Extract every line of the material that holds the string "保留待用".

═════ Input for this task ═════

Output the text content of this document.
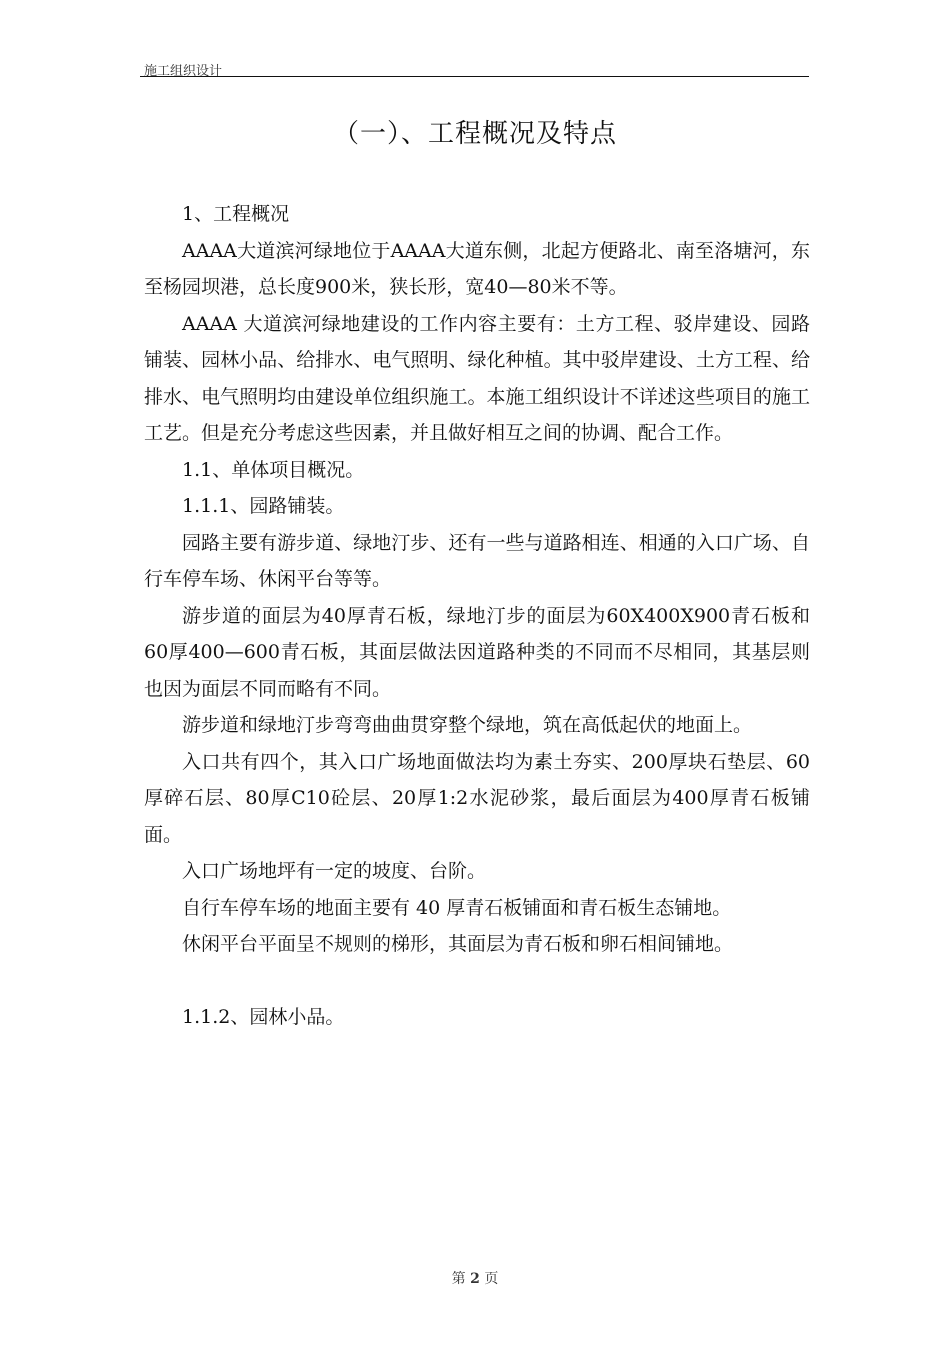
施工组织设计
（一）、工程概况及特点

1、工程概况

AAAA大道滨河绿地位于AAAA大道东侧，北起方便路北、南至洛塘河，东至杨园坝港，总长度900米，狭长形，宽40—80米不等。

AAAA 大道滨河绿地建设的工作内容主要有：土方工程、驳岸建设、园路铺装、园林小品、给排水、电气照明、绿化种植。其中驳岸建设、土方工程、给排水、电气照明均由建设单位组织施工。本施工组织设计不详述这些项目的施工工艺。但是充分考虑这些因素，并且做好相互之间的协调、配合工作。

1.1、单体项目概况。

1.1.1、园路铺装。

园路主要有游步道、绿地汀步、还有一些与道路相连、相通的入口广场、自行车停车场、休闲平台等等。

游步道的面层为40厚青石板，绿地汀步的面层为60X400X900青石板和60厚400—600青石板，其面层做法因道路种类的不同而不尽相同，其基层则也因为面层不同而略有不同。

游步道和绿地汀步弯弯曲曲贯穿整个绿地，筑在高低起伏的地面上。

入口共有四个，其入口广场地面做法均为素土夯实、200厚块石垫层、60厚碎石层、80厚C10砼层、20厚1:2水泥砂浆，最后面层为400厚青石板铺面。

入口广场地坪有一定的坡度、台阶。

自行车停车场的地面主要有 40 厚青石板铺面和青石板生态铺地。

休闲平台平面呈不规则的梯形，其面层为青石板和卵石相间铺地。

1.1.2、园林小品。

第 2 页
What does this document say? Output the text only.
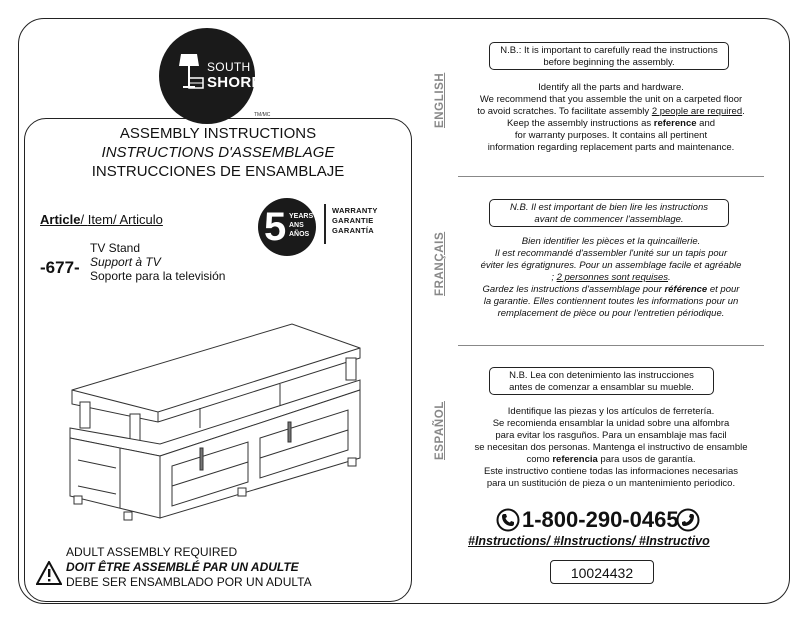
SOUTH
SHORE
TM/MC
ASSEMBLY INSTRUCTIONS
INSTRUCTIONS D'ASSEMBLAGE
INSTRUCCIONES DE ENSAMBLAJE
Article/ Item/ Articulo
-677-
TV Stand
Support à TV
Soporte para la televisión
5 YEARS
ANS
AÑOS
WARRANTY
GARANTIE
GARANTÍA
ADULT ASSEMBLY REQUIRED
DOIT ÊTRE ASSEMBLÉ PAR UN ADULTE
DEBE SER ENSAMBLADO POR UN ADULTA
ENGLISH
FRANÇAIS
ESPAÑOL
N.B.: It is important to carefully read the instructions
before beginning the assembly.
Identify all the parts and hardware.
We recommend that you assemble the unit on a carpeted floor
to avoid scratches. To facilitate assembly 2 people are required.
Keep the assembly instructions as reference and
for warranty purposes. It contains all pertinent
information regarding replacement parts and maintenance.
N.B. Il est important de bien lire les instructions
avant de commencer l'assemblage.
Bien identifier les pièces et la quincaillerie.
Il est recommandé d'assembler l'unité sur un tapis pour
éviter les égratignures. Pour un assemblage facile et agréable
; 2 personnes sont requises.
Gardez les instructions d'assemblage pour référence et pour
la garantie. Elles contiennent toutes les informations pour un
remplacement de pièce ou pour l'entretien périodique.
N.B. Lea con detenimiento las instrucciones
antes de comenzar a ensamblar su mueble.
Identifique las piezas y los artículos de ferretería.
Se recomienda ensamblar la unidad sobre una alfombra
para evitar los rasguños. Para un ensamblaje mas facil
se necesitan dos personas. Mantenga el instructivo de ensamble
como referencia para usos de garantía.
Este instructivo contiene todas las informaciones necesarias
para un sustitución de pieza o un mantenimiento periodico.
1-800-290-0465
#Instructions/ #Instructions/ #Instructivo
10024432
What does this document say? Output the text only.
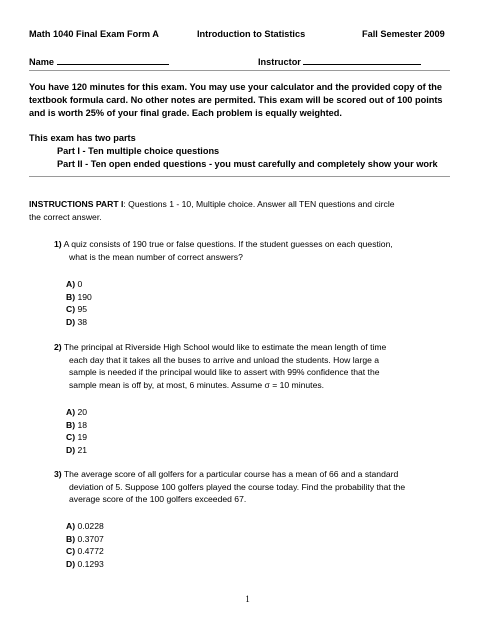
Math 1040 Final Exam Form A	Introduction to Statistics	Fall Semester 2009
Name	Instructor
You have 120 minutes for this exam. You may use your calculator and the provided copy of the textbook formula card. No other notes are permited. This exam will be scored out of 100 points and is worth 25% of your final grade. Each problem is equally weighted.
This exam has two parts
Part I - Ten multiple choice questions
Part II - Ten open ended questions - you must carefully and completely show your work
INSTRUCTIONS PART I: Questions 1 - 10, Multiple choice. Answer all TEN questions and circle
the correct answer.
1) A quiz consists of 190 true or false questions. If the student guesses on each question,
what is the mean number of correct answers?
A) 0
B) 190
C) 95
D) 38
2) The principal at Riverside High School would like to estimate the mean length of time
each day that it takes all the buses to arrive and unload the students. How large a
sample is needed if the principal would like to assert with 99% confidence that the
sample mean is off by, at most, 6 minutes. Assume σ = 10 minutes.
A) 20
B) 18
C) 19
D) 21
3) The average score of all golfers for a particular course has a mean of 66 and a standard
deviation of 5. Suppose 100 golfers played the course today. Find the probability that the
average score of the 100 golfers exceeded 67.
A) 0.0228
B) 0.3707
C) 0.4772
D) 0.1293
1
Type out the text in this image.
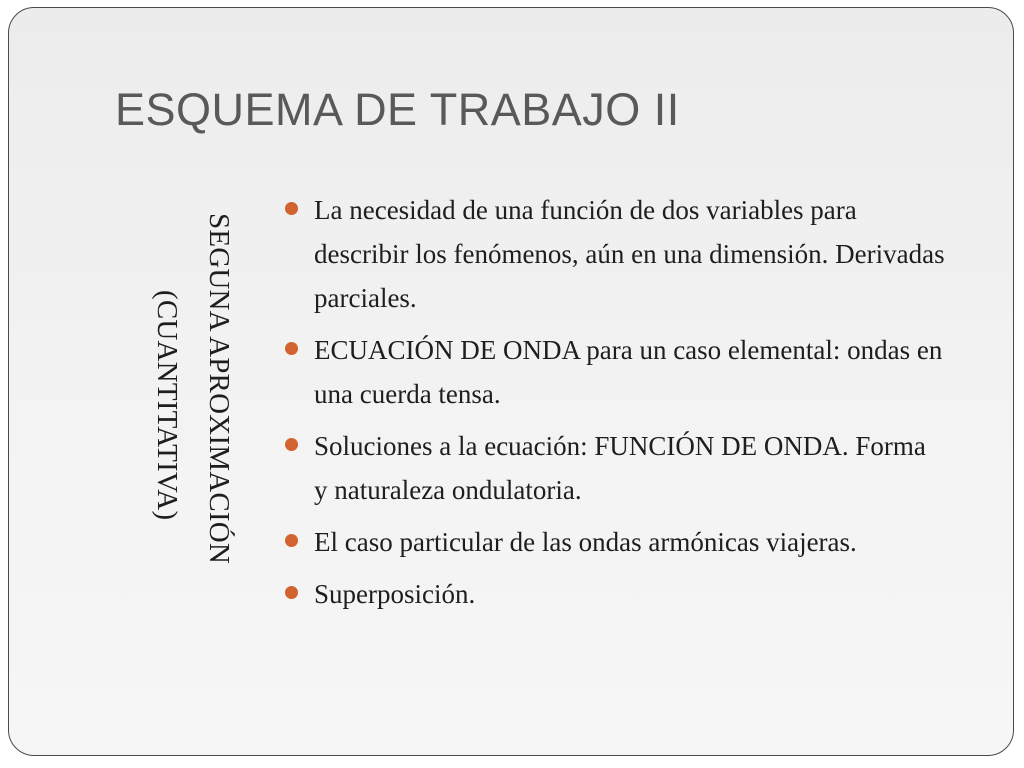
ESQUEMA DE TRABAJO II
SEGUNA APROXIMACIÓN
(CUANTITATIVA)
La necesidad de una función de dos variables para describir los fenómenos, aún en una dimensión. Derivadas parciales.
ECUACIÓN DE ONDA para un caso elemental: ondas en una cuerda tensa.
Soluciones a la ecuación: FUNCIÓN DE ONDA. Forma y naturaleza ondulatoria.
El caso particular de las ondas armónicas viajeras.
Superposición.
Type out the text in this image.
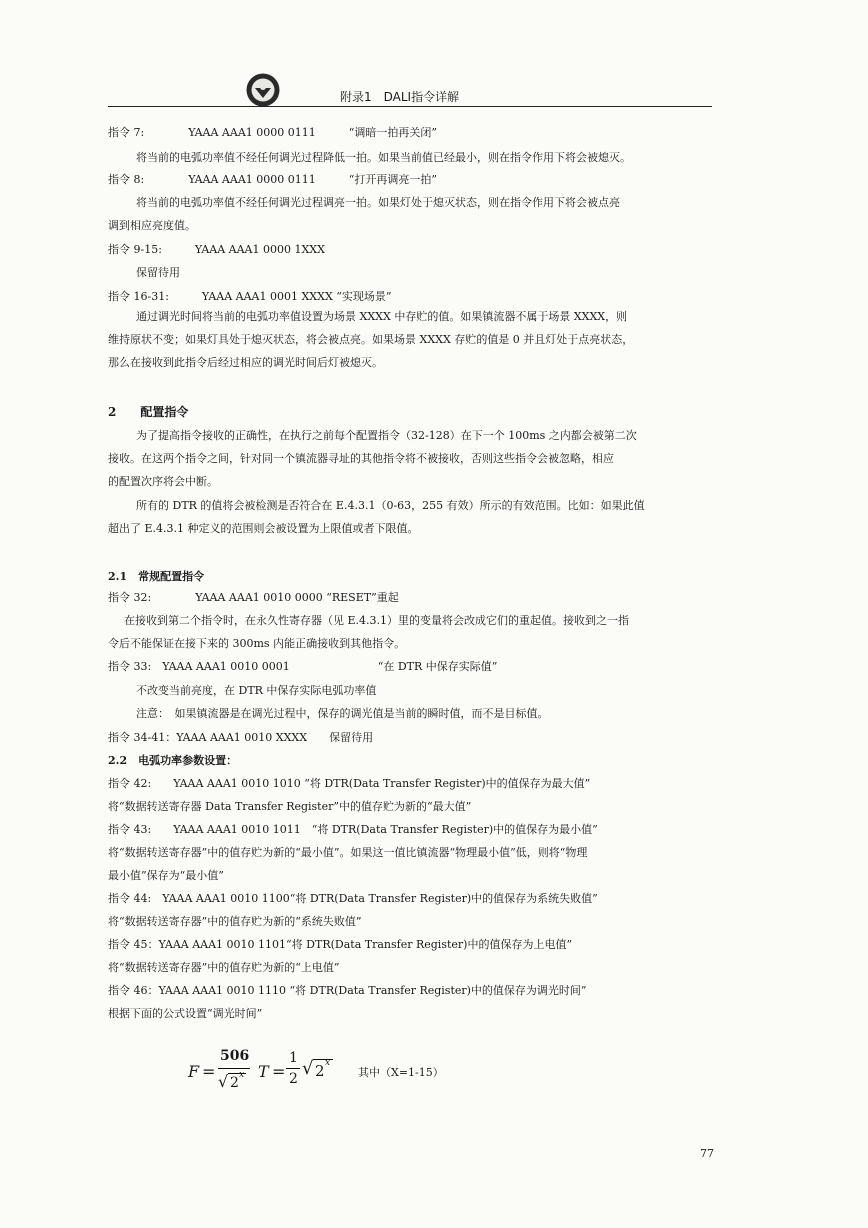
附录1　DALI指令详解
指令 7:　　　　YAAA AAA1 0000 0111　　　“调暗一拍再关闭”
将当前的电弧功率值不经任何调光过程降低一拍。如果当前值已经最小，则在指令作用下将会被熄灭。
指令 8:　　　　YAAA AAA1 0000 0111　　　“打开再调亮一拍”
将当前的电弧功率值不经任何调光过程调亮一拍。如果灯处于熄灭状态，则在指令作用下将会被点亮
调到相应亮度值。
指令 9-15:　　　YAAA AAA1 0000 1XXX
保留待用
指令 16-31:　　　YAAA AAA1 0001 XXXX “实现场景”
通过调光时间将当前的电弧功率值设置为场景 XXXX 中存贮的值。如果镇流器不属于场景 XXXX，则
维持原状不变；如果灯具处于熄灭状态，将会被点亮。如果场景 XXXX 存贮的值是 0 并且灯处于点亮状态，
那么在接收到此指令后经过相应的调光时间后灯被熄灭。
2　　配置指令
为了提高指令接收的正确性，在执行之前每个配置指令（32-128）在下一个 100ms 之内都会被第二次
接收。在这两个指令之间，针对同一个镇流器寻址的其他指令将不被接收，否则这些指令会被忽略，相应
的配置次序将会中断。
所有的 DTR 的值将会被检测是否符合在 E.4.3.1（0-63，255 有效）所示的有效范围。比如：如果此值
超出了 E.4.3.1 种定义的范围则会被设置为上限值或者下限值。
2.1　常规配置指令
指令 32:　　　　YAAA AAA1 0010 0000 “RESET”重起
在接收到第二个指令时，在永久性寄存器（见 E.4.3.1）里的变量将会改成它们的重起值。接收到之一指
令后不能保证在接下来的 300ms 内能正确接收到其他指令。
指令 33:　YAAA AAA1 0010 0001　　　　　　　　“在 DTR 中保存实际值”
不改变当前亮度，在 DTR 中保存实际电弧功率值
注意：　如果镇流器是在调光过程中，保存的调光值是当前的瞬时值，而不是目标值。
指令 34-41：YAAA AAA1 0010 XXXX　　保留待用
2.2　电弧功率参数设置：
指令 42:　　YAAA AAA1 0010 1010 “将 DTR(Data Transfer Register)中的值保存为最大值”
将“数据转送寄存器 Data Transfer Register”中的值存贮为新的“最大值”
指令 43:　　YAAA AAA1 0010 1011　“将 DTR(Data Transfer Register)中的值保存为最小值”
将“数据转送寄存器”中的值存贮为新的“最小值”。如果这一值比镇流器“物理最小值”低，则将“物理
最小值”保存为“最小值”
指令 44:　YAAA AAA1 0010 1100“将 DTR(Data Transfer Register)中的值保存为系统失败值”
将“数据转送寄存器”中的值存贮为新的“系统失败值”
指令 45：YAAA AAA1 0010 1101“将 DTR(Data Transfer Register)中的值保存为上电值”
将“数据转送寄存器”中的值存贮为新的“上电值”
指令 46：YAAA AAA1 0010 1110 “将 DTR(Data Transfer Register)中的值保存为调光时间”
根据下面的公式设置“调光时间”
F =
506
√ 2 x T =
1
2 √ 2 x
其中（X=1-15）
77
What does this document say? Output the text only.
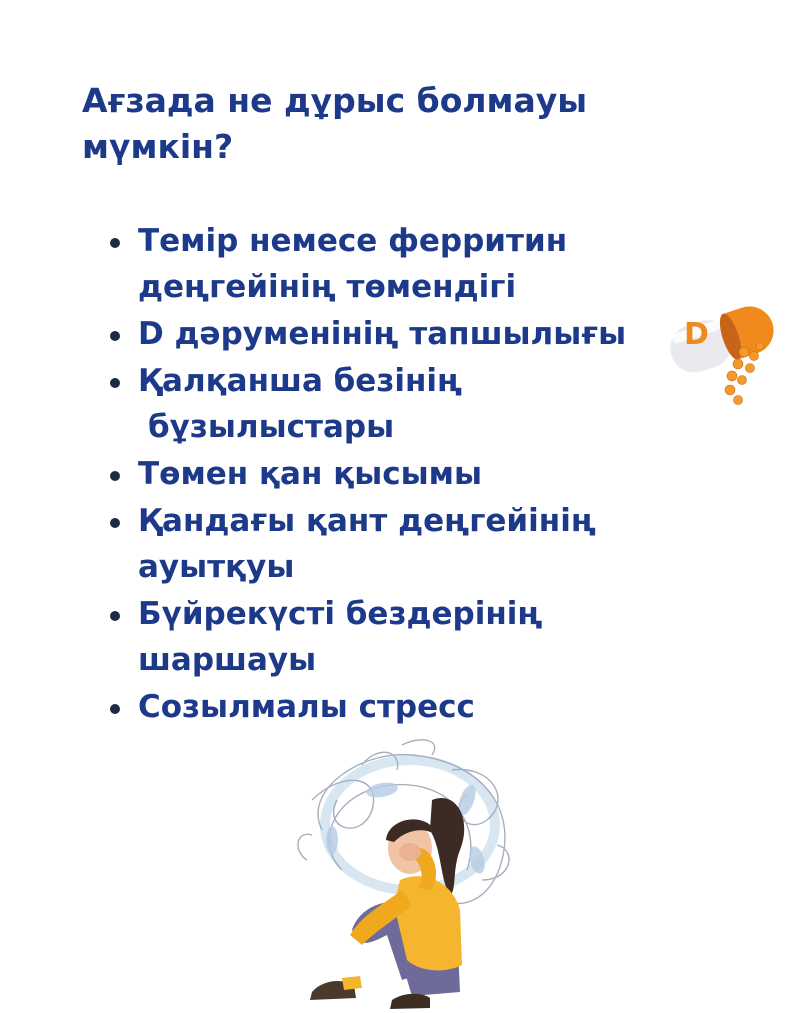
Ағзада не дұрыс болмауы
мүмкін?
Темір немесе ферритин
деңгейінің төмендігі
D дәруменінің тапшылығы
Қалқанша безінің
бұзылыстары
Төмен қан қысымы
Қандағы қант деңгейінің
ауытқуы
Бүйрекүсті бездерінің
шаршауы
Созылмалы стресс
D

═════

• _Answer for this exercise_
保留待用
指令 34-41：YAAA AAA1 0010 XXXX　　保留待用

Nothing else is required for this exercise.